### Exercise prompt
Pull out each line of the data that includes the word "chevron".

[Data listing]
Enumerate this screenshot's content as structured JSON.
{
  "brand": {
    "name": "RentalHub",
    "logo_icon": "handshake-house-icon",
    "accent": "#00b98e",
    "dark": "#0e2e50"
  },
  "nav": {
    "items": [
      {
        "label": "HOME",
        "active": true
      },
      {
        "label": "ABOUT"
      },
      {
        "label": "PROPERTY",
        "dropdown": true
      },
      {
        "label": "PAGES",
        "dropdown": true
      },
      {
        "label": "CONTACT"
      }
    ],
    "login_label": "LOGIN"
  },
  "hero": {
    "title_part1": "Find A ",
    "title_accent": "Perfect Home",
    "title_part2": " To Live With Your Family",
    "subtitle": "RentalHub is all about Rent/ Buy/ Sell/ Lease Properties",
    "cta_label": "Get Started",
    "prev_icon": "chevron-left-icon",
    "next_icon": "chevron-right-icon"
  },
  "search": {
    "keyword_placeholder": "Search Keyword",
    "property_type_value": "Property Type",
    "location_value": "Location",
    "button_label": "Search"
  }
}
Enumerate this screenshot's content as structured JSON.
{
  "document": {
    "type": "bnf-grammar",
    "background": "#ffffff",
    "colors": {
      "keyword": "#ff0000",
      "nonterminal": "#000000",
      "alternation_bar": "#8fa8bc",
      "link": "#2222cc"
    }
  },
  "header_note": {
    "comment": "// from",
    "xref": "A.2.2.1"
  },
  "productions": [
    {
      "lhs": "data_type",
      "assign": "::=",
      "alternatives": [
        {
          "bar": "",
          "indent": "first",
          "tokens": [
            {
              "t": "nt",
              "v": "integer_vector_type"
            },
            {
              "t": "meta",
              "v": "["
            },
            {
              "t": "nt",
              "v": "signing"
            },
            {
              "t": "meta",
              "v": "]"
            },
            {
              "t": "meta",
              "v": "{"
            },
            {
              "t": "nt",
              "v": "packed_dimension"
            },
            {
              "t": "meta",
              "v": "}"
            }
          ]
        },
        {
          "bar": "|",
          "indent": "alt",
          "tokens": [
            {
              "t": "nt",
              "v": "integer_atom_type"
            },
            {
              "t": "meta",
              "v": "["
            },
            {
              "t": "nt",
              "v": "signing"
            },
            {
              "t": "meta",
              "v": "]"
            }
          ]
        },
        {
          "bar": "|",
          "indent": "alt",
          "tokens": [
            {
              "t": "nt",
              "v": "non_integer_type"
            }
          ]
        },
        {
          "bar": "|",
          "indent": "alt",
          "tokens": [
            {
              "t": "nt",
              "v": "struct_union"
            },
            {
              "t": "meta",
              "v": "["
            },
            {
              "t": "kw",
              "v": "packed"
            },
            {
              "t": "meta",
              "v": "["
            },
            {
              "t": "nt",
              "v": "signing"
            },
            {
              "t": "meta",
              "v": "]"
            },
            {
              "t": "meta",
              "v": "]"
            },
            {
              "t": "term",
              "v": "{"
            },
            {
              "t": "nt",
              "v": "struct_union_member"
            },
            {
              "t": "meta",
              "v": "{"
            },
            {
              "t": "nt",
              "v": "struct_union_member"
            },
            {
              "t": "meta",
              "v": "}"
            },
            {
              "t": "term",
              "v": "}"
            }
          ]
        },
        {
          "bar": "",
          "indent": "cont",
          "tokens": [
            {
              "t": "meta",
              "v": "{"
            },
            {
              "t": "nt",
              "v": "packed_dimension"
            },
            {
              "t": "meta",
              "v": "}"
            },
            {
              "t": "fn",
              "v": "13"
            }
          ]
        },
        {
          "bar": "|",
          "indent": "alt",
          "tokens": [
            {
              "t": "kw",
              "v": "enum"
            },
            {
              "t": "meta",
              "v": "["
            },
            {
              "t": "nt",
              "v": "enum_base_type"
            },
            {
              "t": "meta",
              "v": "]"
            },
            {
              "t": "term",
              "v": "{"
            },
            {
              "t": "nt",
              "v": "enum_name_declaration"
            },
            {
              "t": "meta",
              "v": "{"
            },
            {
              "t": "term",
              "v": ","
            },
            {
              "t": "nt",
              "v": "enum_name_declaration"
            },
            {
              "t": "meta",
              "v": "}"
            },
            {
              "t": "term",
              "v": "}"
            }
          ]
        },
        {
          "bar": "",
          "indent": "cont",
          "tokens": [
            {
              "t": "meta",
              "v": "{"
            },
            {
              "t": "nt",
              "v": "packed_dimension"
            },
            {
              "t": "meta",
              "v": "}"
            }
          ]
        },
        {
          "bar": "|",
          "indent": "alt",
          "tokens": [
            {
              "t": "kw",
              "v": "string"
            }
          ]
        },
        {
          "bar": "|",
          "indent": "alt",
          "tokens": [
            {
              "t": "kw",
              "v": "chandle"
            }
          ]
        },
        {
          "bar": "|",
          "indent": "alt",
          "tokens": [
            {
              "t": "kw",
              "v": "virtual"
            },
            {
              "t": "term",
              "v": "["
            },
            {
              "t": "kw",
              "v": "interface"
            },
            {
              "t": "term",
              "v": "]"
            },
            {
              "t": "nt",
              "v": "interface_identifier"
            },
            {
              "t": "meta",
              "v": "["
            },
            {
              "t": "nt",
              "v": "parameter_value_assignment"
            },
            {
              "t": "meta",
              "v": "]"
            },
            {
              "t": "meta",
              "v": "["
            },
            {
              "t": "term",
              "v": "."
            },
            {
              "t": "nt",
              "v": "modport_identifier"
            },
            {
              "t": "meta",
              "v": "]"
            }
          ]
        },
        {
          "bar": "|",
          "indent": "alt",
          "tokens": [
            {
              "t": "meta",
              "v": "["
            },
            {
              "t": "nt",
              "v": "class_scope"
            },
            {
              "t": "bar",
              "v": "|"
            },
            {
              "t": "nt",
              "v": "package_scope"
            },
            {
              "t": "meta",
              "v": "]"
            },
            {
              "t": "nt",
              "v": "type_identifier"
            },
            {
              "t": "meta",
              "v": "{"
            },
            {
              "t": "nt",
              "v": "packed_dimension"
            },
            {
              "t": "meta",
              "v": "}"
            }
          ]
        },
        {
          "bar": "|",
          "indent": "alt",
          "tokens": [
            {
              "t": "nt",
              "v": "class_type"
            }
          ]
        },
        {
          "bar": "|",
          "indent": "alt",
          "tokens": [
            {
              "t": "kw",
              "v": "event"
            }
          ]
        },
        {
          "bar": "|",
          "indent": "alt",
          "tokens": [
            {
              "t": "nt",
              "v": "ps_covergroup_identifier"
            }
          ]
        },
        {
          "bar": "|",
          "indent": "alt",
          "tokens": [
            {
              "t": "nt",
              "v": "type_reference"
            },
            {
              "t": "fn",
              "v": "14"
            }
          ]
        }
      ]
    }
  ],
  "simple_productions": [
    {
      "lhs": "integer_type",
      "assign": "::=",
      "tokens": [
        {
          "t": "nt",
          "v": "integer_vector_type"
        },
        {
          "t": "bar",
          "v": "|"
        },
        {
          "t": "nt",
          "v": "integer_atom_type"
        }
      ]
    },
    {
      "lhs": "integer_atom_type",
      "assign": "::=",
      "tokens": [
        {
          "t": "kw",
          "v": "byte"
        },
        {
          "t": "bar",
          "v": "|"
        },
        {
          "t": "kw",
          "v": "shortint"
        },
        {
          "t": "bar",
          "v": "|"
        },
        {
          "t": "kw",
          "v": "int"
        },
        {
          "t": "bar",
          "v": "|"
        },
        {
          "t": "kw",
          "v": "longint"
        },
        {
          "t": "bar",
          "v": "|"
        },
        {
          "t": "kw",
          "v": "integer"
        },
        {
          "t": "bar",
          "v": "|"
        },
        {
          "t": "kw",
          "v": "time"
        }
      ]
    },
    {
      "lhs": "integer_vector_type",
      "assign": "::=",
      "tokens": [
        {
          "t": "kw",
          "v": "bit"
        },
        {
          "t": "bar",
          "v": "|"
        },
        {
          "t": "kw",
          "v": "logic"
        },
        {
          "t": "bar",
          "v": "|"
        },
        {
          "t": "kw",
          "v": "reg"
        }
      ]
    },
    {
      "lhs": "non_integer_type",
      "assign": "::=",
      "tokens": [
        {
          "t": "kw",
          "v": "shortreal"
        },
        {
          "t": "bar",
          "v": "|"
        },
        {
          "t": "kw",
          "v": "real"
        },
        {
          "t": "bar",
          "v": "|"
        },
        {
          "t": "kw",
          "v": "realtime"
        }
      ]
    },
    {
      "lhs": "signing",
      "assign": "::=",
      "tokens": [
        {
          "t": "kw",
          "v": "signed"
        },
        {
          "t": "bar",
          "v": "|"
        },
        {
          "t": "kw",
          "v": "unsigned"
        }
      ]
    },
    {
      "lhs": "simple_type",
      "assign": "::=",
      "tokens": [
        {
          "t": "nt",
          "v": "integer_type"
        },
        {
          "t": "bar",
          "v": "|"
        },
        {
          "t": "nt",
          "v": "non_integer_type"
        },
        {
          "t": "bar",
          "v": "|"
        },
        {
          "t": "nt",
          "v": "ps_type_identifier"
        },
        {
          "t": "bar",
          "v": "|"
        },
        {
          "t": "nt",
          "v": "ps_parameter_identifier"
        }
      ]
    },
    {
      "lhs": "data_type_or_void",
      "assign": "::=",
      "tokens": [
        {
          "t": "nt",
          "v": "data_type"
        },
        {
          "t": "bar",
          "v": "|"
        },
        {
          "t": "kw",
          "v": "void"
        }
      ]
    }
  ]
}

### Response
    "prev_icon": "chevron-left-icon",
    "next_icon": "chevron-right-icon"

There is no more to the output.